§ **Work to be completed**:
Locate every line in the records below that contains the word "deaths", and copy each one.
================
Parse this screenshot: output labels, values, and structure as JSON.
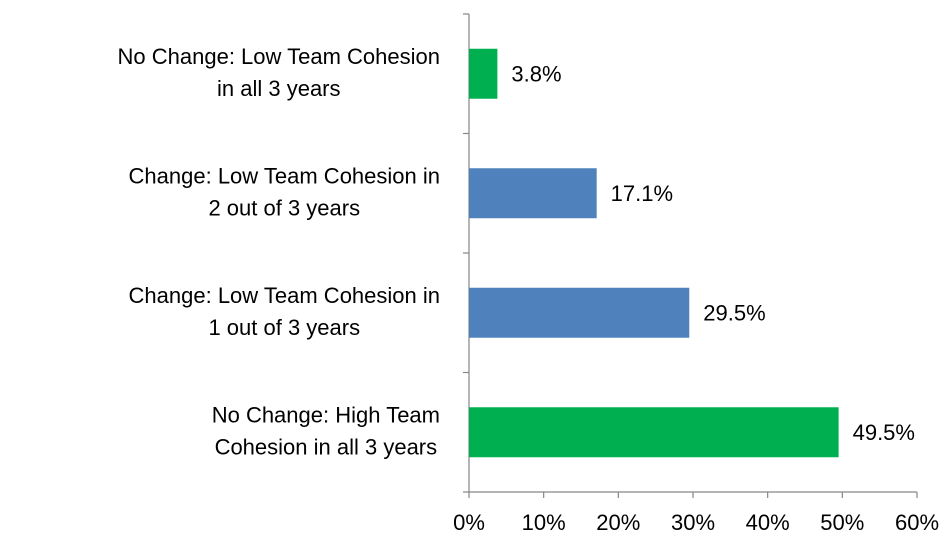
{
  "chart_data": {
    "type": "bar",
    "orientation": "horizontal",
    "categories": [
      "No Change: Low Team Cohesion\nin all 3 years",
      "Change: Low Team Cohesion in\n2 out of 3 years",
      "Change: Low Team Cohesion in\n1 out of 3 years",
      "No Change: High Team\nCohesion in all 3 years"
    ],
    "values": [
      3.8,
      17.1,
      29.5,
      49.5
    ],
    "value_labels": [
      "3.8%",
      "17.1%",
      "29.5%",
      "49.5%"
    ],
    "colors": [
      "#00b050",
      "#4f81bd",
      "#4f81bd",
      "#00b050"
    ],
    "xlim": [
      0,
      60
    ],
    "xticks": [
      {
        "value": 0,
        "label": "0%"
      },
      {
        "value": 10,
        "label": "10%"
      },
      {
        "value": 20,
        "label": "20%"
      },
      {
        "value": 30,
        "label": "30%"
      },
      {
        "value": 40,
        "label": "40%"
      },
      {
        "value": 50,
        "label": "50%"
      },
      {
        "value": 60,
        "label": "60%"
      }
    ],
    "grid": false
  }
}
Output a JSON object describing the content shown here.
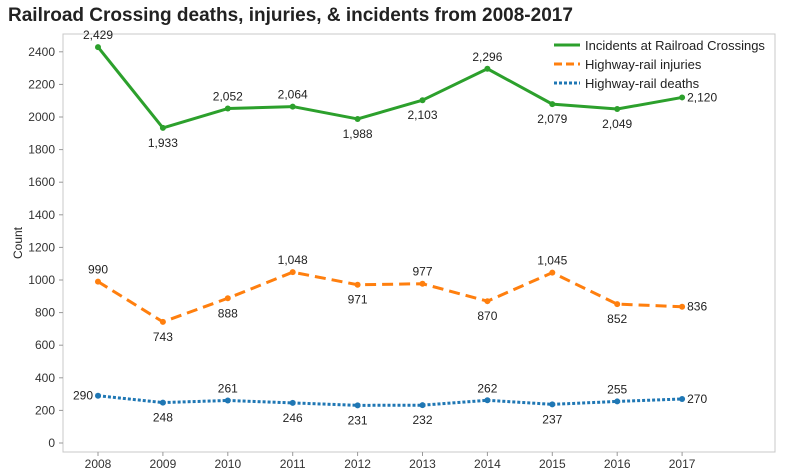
{
  "chart_data": {
    "type": "line",
    "title": "Railroad Crossing deaths, injuries, & incidents from 2008-2017",
    "xlabel": "",
    "ylabel": "Count",
    "ylim": [
      0,
      2500
    ],
    "yticks": [
      0,
      200,
      400,
      600,
      800,
      1000,
      1200,
      1400,
      1600,
      1800,
      2000,
      2200,
      2400
    ],
    "categories": [
      "2008",
      "2009",
      "2010",
      "2011",
      "2012",
      "2013",
      "2014",
      "2015",
      "2016",
      "2017"
    ],
    "legend_position": "top-right",
    "series": [
      {
        "name": "Incidents at Railroad Crossings",
        "color": "#2ca02c",
        "style": "solid",
        "values": [
          2429,
          1933,
          2052,
          2064,
          1988,
          2103,
          2296,
          2079,
          2049,
          2120
        ],
        "labels": [
          "2,429",
          "1,933",
          "2,052",
          "2,064",
          "1,988",
          "2,103",
          "2,296",
          "2,079",
          "2,049",
          "2,120"
        ],
        "label_pos": [
          "above",
          "below",
          "above",
          "above",
          "below",
          "below",
          "above",
          "below",
          "below",
          "right"
        ]
      },
      {
        "name": "Highway-rail injuries",
        "color": "#ff7f0e",
        "style": "dashed",
        "values": [
          990,
          743,
          888,
          1048,
          971,
          977,
          870,
          1045,
          852,
          836
        ],
        "labels": [
          "990",
          "743",
          "888",
          "1,048",
          "971",
          "977",
          "870",
          "1,045",
          "852",
          "836"
        ],
        "label_pos": [
          "above",
          "below",
          "below",
          "above",
          "below",
          "above",
          "below",
          "above",
          "below",
          "right"
        ]
      },
      {
        "name": "Highway-rail deaths",
        "color": "#1f77b4",
        "style": "dotted",
        "values": [
          290,
          248,
          261,
          246,
          231,
          232,
          262,
          237,
          255,
          270
        ],
        "labels": [
          "290",
          "248",
          "261",
          "246",
          "231",
          "232",
          "262",
          "237",
          "255",
          "270"
        ],
        "label_pos": [
          "left",
          "below",
          "above",
          "below",
          "below",
          "below",
          "above",
          "below",
          "above",
          "right"
        ]
      }
    ]
  }
}
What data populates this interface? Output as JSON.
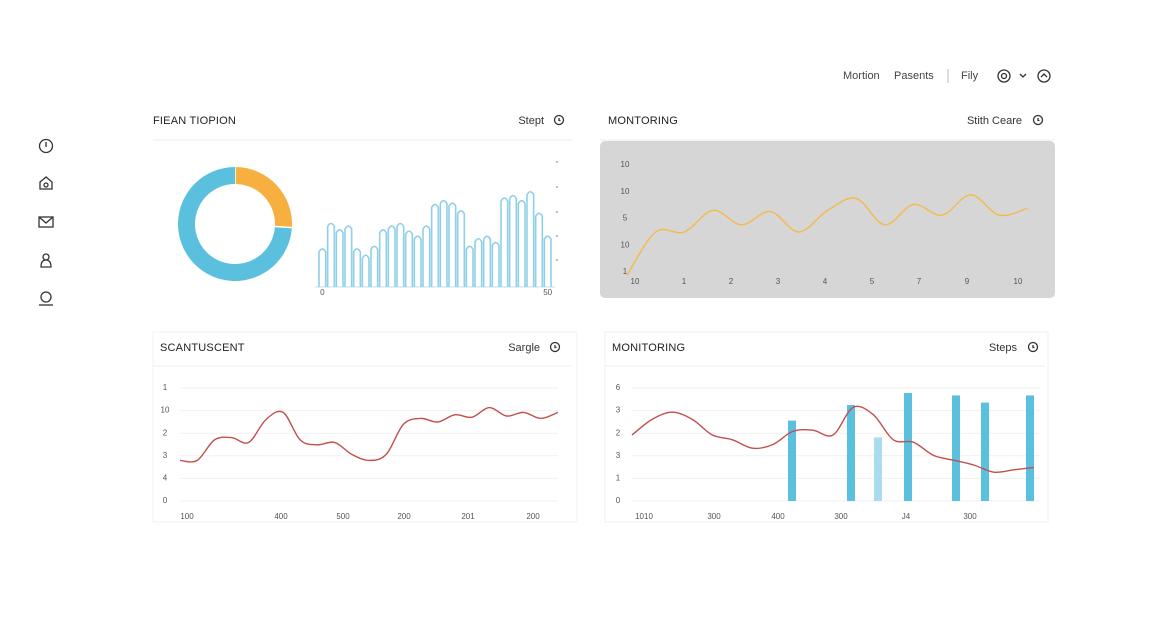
{
  "nav": {
    "items": [
      "Mortion",
      "Pasents",
      "Fily"
    ]
  },
  "chart_data": [
    {
      "type": "pie",
      "title": "FIEAN TIOPION",
      "action": "Stept",
      "values": [
        26,
        74
      ],
      "colors": [
        "#f7b040",
        "#5bc0de"
      ]
    },
    {
      "type": "bar",
      "color": "#8fd0e8",
      "ylim": [
        0,
        100
      ],
      "categories": [
        "0",
        null,
        null,
        null,
        null,
        null,
        null,
        null,
        null,
        null,
        null,
        null,
        null,
        null,
        null,
        null,
        null,
        null,
        null,
        null,
        null,
        null,
        null,
        null,
        null,
        null,
        "50"
      ],
      "values": [
        30,
        50,
        45,
        48,
        30,
        25,
        32,
        45,
        48,
        50,
        44,
        40,
        48,
        65,
        68,
        66,
        60,
        32,
        38,
        40,
        35,
        70,
        72,
        68,
        75,
        58,
        40
      ]
    },
    {
      "type": "line",
      "title": "MONTORING",
      "action": "Stith Ceare",
      "ylim": [
        0,
        100
      ],
      "y_labels": [
        "10",
        "10",
        "5",
        "10",
        "1"
      ],
      "x_labels": [
        "10",
        "1",
        "2",
        "3",
        "4",
        "5",
        "7",
        "9",
        "10"
      ],
      "series": [
        {
          "color": "#f5b94a",
          "values": [
            4,
            40,
            40,
            58,
            46,
            57,
            40,
            58,
            68,
            46,
            63,
            54,
            71,
            54,
            60
          ]
        }
      ]
    },
    {
      "type": "line",
      "title": "SCANTUSCENT",
      "action": "Sargle",
      "ylim": [
        0,
        100
      ],
      "y_labels": [
        "1",
        "10",
        "2",
        "3",
        "4",
        "0"
      ],
      "x_labels": [
        "100",
        "400",
        "500",
        "200",
        "201",
        "200"
      ],
      "series": [
        {
          "color": "#c0504d",
          "values": [
            33,
            33,
            50,
            52,
            48,
            67,
            73,
            50,
            46,
            48,
            38,
            33,
            38,
            63,
            68,
            65,
            71,
            69,
            77,
            70,
            73,
            68,
            73
          ]
        }
      ]
    },
    {
      "type": "combo",
      "title": "MONITORING",
      "action": "Steps",
      "ylim": [
        0,
        100
      ],
      "y_labels": [
        "6",
        "3",
        "2",
        "3",
        "1",
        "0"
      ],
      "x_labels": [
        "1010",
        "300",
        "400",
        "300",
        "J4",
        "300"
      ],
      "series": [
        {
          "type": "bar",
          "colors": [
            "#5bc0de",
            "#5bc0de",
            "#a8dcef",
            "#5bc0de",
            "#5bc0de",
            "#5bc0de",
            "#5bc0de"
          ],
          "values": [
            67,
            80,
            53,
            90,
            88,
            82,
            88
          ]
        },
        {
          "type": "line",
          "color": "#c0504d",
          "values": [
            55,
            68,
            74,
            68,
            55,
            51,
            44,
            47,
            58,
            59,
            55,
            78,
            72,
            51,
            49,
            38,
            34,
            30,
            24,
            26,
            28
          ]
        }
      ]
    }
  ]
}
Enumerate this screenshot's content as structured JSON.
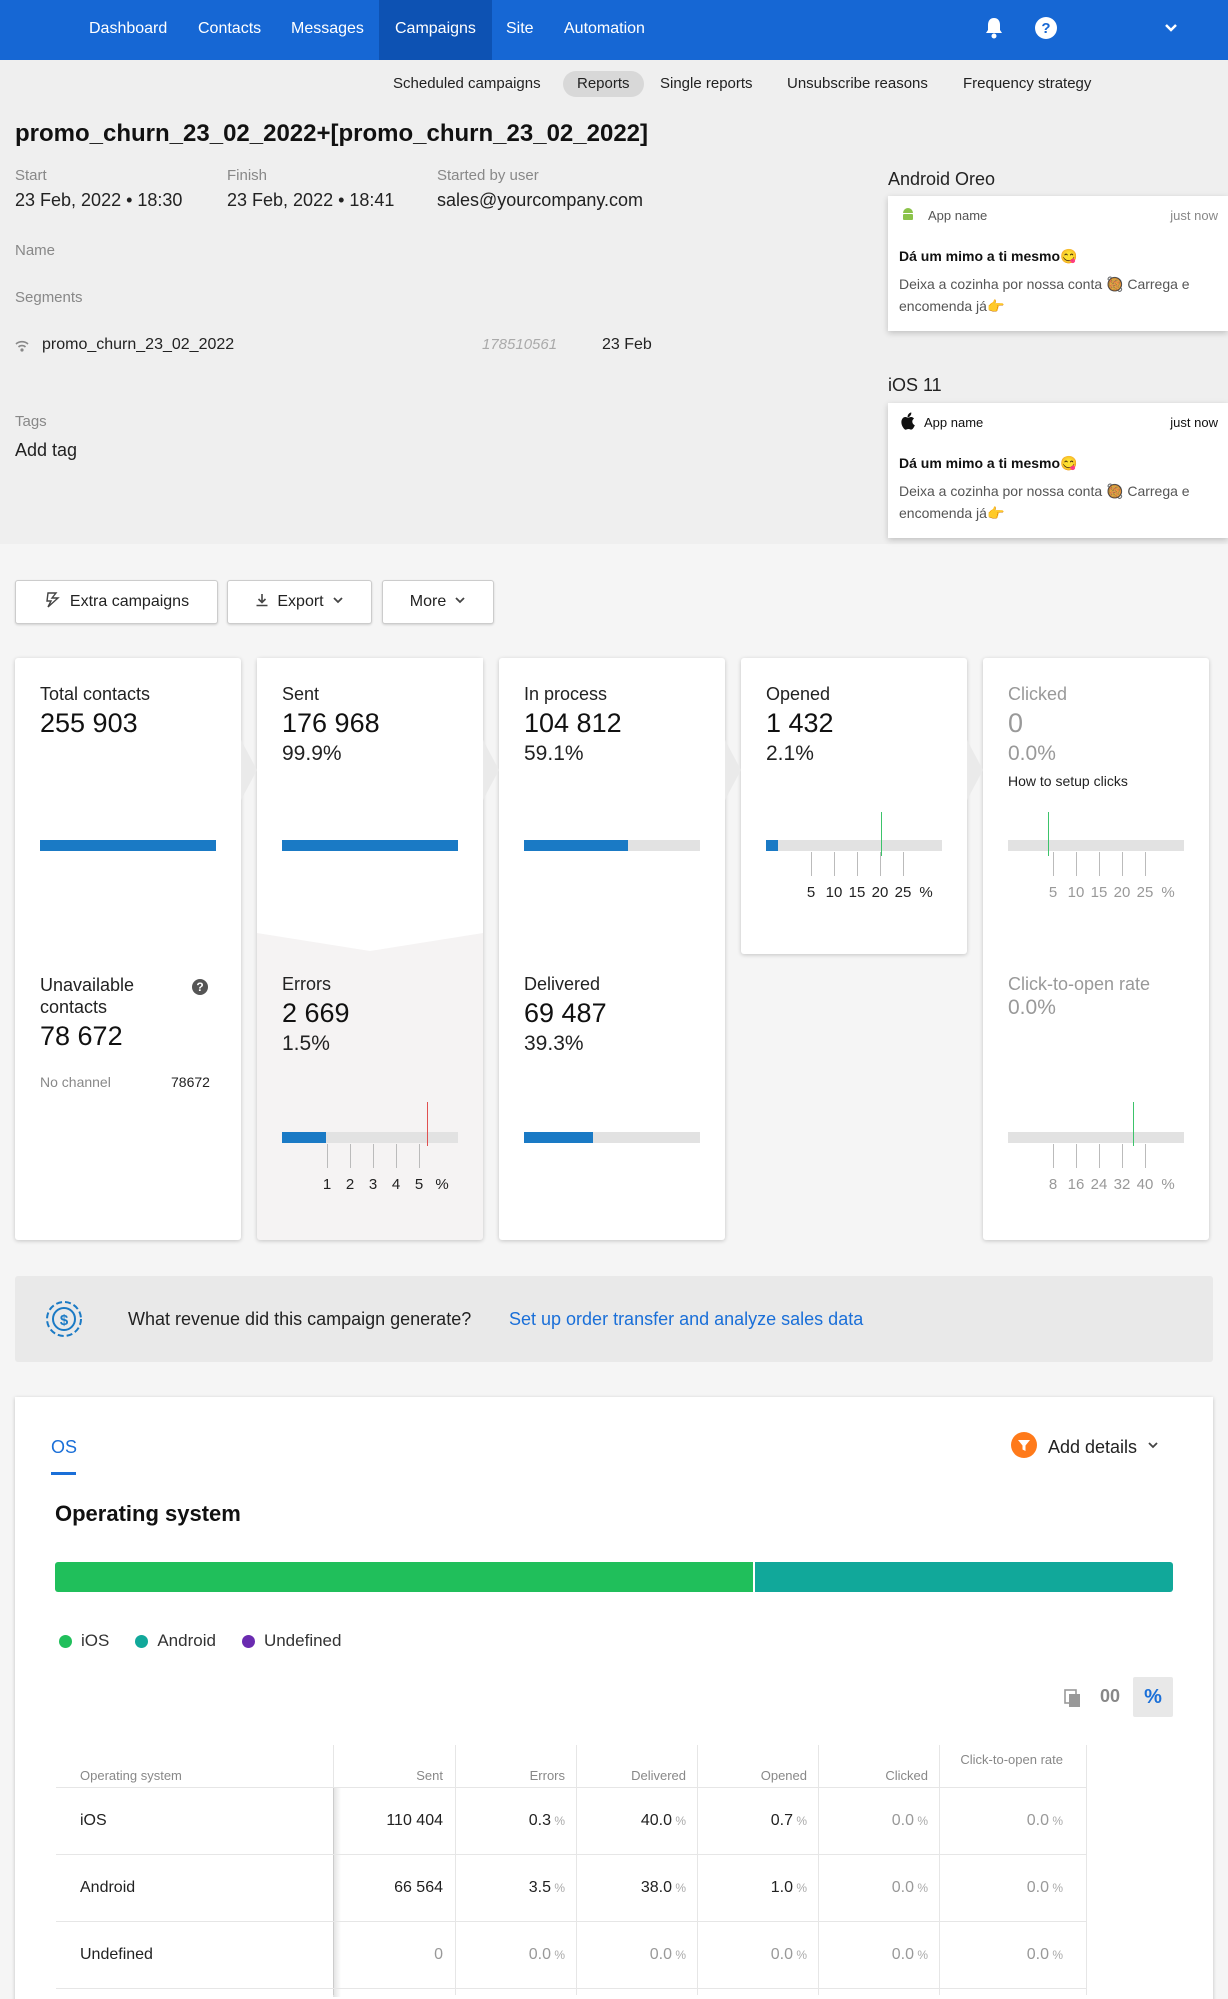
{
  "nav": {
    "items": [
      "Dashboard",
      "Contacts",
      "Messages",
      "Campaigns",
      "Site",
      "Automation"
    ],
    "active": "Campaigns",
    "icons": [
      "bell-icon",
      "help-icon",
      "chevron-down-icon"
    ]
  },
  "subnav": {
    "tabs": [
      "Scheduled campaigns",
      "Reports",
      "Single reports",
      "Unsubscribe reasons",
      "Frequency strategy"
    ],
    "active": "Reports"
  },
  "campaign": {
    "title": "promo_churn_23_02_2022+[promo_churn_23_02_2022]",
    "start_label": "Start",
    "start_value": "23 Feb, 2022 • 18:30",
    "finish_label": "Finish",
    "finish_value": "23 Feb, 2022 • 18:41",
    "user_label": "Started by user",
    "user_value": "sales@yourcompany.com",
    "name_label": "Name",
    "segments_label": "Segments",
    "segment": {
      "name": "promo_churn_23_02_2022",
      "id": "178510561",
      "date": "23 Feb"
    },
    "tags_label": "Tags",
    "add_tag": "Add tag"
  },
  "previews": [
    {
      "platform": "Android Oreo",
      "app": "App name",
      "time": "just now",
      "title": "Dá um mimo a ti mesmo😋",
      "body": "Deixa a cozinha por nossa conta 🥘 Carrega e encomenda já👉",
      "icon": "android-icon"
    },
    {
      "platform": "iOS 11",
      "app": "App name",
      "time": "just now",
      "title": "Dá um mimo a ti mesmo😋",
      "body": "Deixa a cozinha por nossa conta 🥘 Carrega e encomenda já👉",
      "icon": "apple-icon"
    }
  ],
  "actions": {
    "extra": "Extra campaigns",
    "export": "Export",
    "more": "More"
  },
  "stats": {
    "total": {
      "label": "Total contacts",
      "value": "255 903",
      "fill": 1.0
    },
    "unavailable": {
      "label": "Unavailable contacts",
      "value": "78 672",
      "no_channel_label": "No channel",
      "no_channel_value": "78672"
    },
    "sent": {
      "label": "Sent",
      "value": "176 968",
      "pct": "99.9%",
      "fill": 0.999
    },
    "errors": {
      "label": "Errors",
      "value": "2 669",
      "pct": "1.5%",
      "fill": 0.25,
      "ticks": [
        "1",
        "2",
        "3",
        "4",
        "5",
        "%"
      ],
      "marker": 5
    },
    "inprocess": {
      "label": "In process",
      "value": "104 812",
      "pct": "59.1%",
      "fill": 0.591
    },
    "delivered": {
      "label": "Delivered",
      "value": "69 487",
      "pct": "39.3%",
      "fill": 0.393
    },
    "opened": {
      "label": "Opened",
      "value": "1 432",
      "pct": "2.1%",
      "fill": 0.07,
      "ticks": [
        "5",
        "10",
        "15",
        "20",
        "25",
        "%"
      ],
      "marker": 20
    },
    "clicked": {
      "label": "Clicked",
      "value": "0",
      "pct": "0.0%",
      "help": "How to setup clicks",
      "fill": 0,
      "ticks": [
        "5",
        "10",
        "15",
        "20",
        "25",
        "%"
      ],
      "marker": 5
    },
    "cto": {
      "label": "Click-to-open rate",
      "pct": "0.0%",
      "fill": 0,
      "ticks": [
        "8",
        "16",
        "24",
        "32",
        "40",
        "%"
      ],
      "marker": 32
    }
  },
  "revenue": {
    "question": "What revenue did this campaign generate?",
    "link": "Set up order transfer and analyze sales data"
  },
  "os": {
    "tab": "OS",
    "add_details": "Add details",
    "title": "Operating system",
    "share": [
      {
        "name": "iOS",
        "pct": 62.4,
        "color": "#20bf5b"
      },
      {
        "name": "Android",
        "pct": 37.6,
        "color": "#11a89a"
      },
      {
        "name": "Undefined",
        "pct": 0,
        "color": "#6a2bb0"
      }
    ],
    "toggle": {
      "count": "00",
      "percent": "%"
    },
    "headers": [
      "Operating system",
      "Sent",
      "Errors",
      "Delivered",
      "Opened",
      "Clicked",
      "Click-to-open rate"
    ],
    "rows": [
      {
        "os": "iOS",
        "sent": "110 404",
        "errors": "0.3",
        "delivered": "40.0",
        "opened": "0.7",
        "clicked": "0.0",
        "cto": "0.0"
      },
      {
        "os": "Android",
        "sent": "66 564",
        "errors": "3.5",
        "delivered": "38.0",
        "opened": "1.0",
        "clicked": "0.0",
        "cto": "0.0"
      },
      {
        "os": "Undefined",
        "sent": "0",
        "errors": "0.0",
        "delivered": "0.0",
        "opened": "0.0",
        "clicked": "0.0",
        "cto": "0.0"
      }
    ],
    "unit": "%"
  }
}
================
§ **Solved problem**:
    "title": "Railroad Crossing deaths, injuries, & incidents from 2008-2017",
        "name": "Highway-rail deaths",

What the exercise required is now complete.